Copy the lines below without any change, beginning with the very first one and stopping after the line that contains "left-tick-label: 16000 <box>75".

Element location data
+===+
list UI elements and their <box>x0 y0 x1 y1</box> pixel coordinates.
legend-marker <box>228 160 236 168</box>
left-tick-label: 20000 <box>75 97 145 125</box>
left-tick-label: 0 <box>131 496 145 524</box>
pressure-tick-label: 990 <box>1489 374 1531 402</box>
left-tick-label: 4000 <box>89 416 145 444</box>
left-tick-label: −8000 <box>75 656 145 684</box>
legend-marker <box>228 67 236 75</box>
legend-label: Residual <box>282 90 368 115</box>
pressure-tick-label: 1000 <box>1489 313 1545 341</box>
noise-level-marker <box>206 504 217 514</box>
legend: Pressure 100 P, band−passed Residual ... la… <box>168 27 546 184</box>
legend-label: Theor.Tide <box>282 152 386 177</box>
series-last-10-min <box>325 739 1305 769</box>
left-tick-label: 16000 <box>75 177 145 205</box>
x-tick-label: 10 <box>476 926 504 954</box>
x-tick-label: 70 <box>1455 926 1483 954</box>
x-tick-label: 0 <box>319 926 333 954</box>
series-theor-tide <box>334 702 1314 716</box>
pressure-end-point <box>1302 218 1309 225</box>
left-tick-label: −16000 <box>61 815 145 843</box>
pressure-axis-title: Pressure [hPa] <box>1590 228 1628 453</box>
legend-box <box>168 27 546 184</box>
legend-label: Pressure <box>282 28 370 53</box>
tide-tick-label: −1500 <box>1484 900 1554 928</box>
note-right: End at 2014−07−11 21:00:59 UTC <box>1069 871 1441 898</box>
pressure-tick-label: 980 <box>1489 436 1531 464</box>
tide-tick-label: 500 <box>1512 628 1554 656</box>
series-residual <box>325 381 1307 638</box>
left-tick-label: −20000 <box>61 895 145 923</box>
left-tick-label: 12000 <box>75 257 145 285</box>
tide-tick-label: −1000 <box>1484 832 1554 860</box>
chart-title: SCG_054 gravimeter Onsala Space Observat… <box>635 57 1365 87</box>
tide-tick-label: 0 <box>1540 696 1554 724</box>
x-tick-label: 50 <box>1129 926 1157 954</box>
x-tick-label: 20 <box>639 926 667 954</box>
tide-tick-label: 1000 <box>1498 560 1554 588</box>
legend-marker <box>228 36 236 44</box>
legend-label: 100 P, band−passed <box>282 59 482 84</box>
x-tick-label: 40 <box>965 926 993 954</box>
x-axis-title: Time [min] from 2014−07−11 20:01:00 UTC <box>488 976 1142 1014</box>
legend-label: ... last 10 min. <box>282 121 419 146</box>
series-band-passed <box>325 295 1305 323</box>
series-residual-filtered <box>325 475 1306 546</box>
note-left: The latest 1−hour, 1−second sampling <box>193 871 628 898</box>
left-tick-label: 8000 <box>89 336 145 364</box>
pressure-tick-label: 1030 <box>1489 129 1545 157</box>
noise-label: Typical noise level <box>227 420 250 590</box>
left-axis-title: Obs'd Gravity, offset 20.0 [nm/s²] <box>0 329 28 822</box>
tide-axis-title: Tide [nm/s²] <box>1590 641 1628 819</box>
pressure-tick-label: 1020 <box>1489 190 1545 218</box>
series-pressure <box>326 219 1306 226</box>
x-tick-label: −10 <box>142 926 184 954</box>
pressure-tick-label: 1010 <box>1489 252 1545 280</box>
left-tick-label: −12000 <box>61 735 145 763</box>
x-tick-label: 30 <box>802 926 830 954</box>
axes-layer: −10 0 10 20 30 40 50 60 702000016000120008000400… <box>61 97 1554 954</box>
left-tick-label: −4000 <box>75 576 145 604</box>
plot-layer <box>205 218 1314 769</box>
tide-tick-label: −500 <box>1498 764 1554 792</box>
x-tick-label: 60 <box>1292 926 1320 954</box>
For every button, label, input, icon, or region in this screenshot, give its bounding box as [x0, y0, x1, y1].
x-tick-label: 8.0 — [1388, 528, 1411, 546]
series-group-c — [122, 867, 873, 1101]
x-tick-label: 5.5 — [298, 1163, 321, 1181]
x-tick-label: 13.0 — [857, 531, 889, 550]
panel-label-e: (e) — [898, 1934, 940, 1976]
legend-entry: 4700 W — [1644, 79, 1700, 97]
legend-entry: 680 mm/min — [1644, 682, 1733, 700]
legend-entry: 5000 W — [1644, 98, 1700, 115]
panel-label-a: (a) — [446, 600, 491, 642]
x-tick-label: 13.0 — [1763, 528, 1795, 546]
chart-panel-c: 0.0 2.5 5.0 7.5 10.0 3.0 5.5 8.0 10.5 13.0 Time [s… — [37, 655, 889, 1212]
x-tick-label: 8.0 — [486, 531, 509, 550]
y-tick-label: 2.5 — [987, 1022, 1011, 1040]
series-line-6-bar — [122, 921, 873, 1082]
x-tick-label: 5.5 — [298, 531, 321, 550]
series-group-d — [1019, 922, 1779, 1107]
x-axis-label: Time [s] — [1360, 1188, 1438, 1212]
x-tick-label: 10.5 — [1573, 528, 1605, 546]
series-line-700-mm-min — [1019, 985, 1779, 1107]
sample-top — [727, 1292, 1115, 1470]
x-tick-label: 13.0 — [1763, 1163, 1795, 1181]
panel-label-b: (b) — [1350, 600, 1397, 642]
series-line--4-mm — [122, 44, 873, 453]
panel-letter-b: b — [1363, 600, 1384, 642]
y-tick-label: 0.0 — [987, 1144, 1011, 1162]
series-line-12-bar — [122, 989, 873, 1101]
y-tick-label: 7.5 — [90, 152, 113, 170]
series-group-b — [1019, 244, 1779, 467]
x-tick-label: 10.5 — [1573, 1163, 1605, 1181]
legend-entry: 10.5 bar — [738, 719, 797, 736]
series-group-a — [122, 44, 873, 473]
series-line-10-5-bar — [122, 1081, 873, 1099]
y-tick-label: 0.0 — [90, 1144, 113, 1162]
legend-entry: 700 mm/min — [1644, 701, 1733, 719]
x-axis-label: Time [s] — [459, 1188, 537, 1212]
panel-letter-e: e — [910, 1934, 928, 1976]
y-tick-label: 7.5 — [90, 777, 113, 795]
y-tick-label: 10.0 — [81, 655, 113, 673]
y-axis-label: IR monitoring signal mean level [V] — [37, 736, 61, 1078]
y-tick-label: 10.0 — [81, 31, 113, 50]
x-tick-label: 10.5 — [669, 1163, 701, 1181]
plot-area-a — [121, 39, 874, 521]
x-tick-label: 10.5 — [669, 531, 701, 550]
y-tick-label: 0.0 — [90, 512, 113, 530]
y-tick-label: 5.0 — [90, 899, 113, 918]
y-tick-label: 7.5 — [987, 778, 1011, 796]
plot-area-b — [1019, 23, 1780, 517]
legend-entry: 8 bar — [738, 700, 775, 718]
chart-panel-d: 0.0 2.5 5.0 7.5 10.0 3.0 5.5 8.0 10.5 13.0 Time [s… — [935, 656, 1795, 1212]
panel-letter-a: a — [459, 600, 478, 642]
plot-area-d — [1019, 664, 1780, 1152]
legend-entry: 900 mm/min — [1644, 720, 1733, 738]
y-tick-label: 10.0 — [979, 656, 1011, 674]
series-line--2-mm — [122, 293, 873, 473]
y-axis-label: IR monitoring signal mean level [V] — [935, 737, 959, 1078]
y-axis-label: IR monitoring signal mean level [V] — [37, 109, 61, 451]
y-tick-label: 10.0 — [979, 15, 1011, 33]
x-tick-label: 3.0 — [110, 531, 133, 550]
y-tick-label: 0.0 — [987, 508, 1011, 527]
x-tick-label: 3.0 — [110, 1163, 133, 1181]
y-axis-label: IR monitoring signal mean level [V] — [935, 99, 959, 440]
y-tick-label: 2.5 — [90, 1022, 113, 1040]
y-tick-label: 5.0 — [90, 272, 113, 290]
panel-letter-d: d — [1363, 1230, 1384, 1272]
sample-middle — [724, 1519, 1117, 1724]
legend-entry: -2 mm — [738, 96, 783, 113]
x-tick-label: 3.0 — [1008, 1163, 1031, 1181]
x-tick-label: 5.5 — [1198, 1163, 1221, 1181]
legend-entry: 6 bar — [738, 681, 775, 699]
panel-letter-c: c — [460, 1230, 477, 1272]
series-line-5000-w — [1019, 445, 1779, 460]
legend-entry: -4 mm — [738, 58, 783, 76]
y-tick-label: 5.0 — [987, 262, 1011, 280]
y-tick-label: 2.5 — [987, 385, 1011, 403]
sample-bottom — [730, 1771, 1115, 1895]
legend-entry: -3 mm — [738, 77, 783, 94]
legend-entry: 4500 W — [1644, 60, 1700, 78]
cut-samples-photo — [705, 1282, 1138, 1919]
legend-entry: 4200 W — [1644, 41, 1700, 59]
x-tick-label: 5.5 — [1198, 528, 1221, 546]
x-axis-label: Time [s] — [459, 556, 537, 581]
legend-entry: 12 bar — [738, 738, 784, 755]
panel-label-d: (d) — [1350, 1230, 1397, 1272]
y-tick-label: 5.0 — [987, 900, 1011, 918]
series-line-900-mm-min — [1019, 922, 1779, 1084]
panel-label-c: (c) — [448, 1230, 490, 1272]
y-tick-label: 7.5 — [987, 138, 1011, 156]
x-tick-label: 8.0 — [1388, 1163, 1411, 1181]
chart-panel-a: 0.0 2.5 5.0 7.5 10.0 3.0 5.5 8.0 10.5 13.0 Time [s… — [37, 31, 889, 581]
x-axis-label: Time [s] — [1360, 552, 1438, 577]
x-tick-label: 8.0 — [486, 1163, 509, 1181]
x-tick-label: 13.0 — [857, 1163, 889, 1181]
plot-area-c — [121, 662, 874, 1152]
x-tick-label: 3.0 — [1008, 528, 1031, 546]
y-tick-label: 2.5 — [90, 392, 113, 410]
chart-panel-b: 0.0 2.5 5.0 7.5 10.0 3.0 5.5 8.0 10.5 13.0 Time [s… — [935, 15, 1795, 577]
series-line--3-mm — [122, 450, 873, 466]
+===+
In response
list UI elements and their <box>x0 y0 x1 y1</box> pixel coordinates.
legend-marker <box>228 160 236 168</box>
left-tick-label: 20000 <box>75 97 145 125</box>
left-tick-label: 0 <box>131 496 145 524</box>
pressure-tick-label: 990 <box>1489 374 1531 402</box>
left-tick-label: 4000 <box>89 416 145 444</box>
left-tick-label: −8000 <box>75 656 145 684</box>
legend-marker <box>228 67 236 75</box>
legend-label: Residual <box>282 90 368 115</box>
pressure-tick-label: 1000 <box>1489 313 1545 341</box>
noise-level-marker <box>206 504 217 514</box>
legend: Pressure 100 P, band−passed Residual ... la… <box>168 27 546 184</box>
legend-label: Theor.Tide <box>282 152 386 177</box>
series-last-10-min <box>325 739 1305 769</box>
left-tick-label: 16000 <box>75 177 145 205</box>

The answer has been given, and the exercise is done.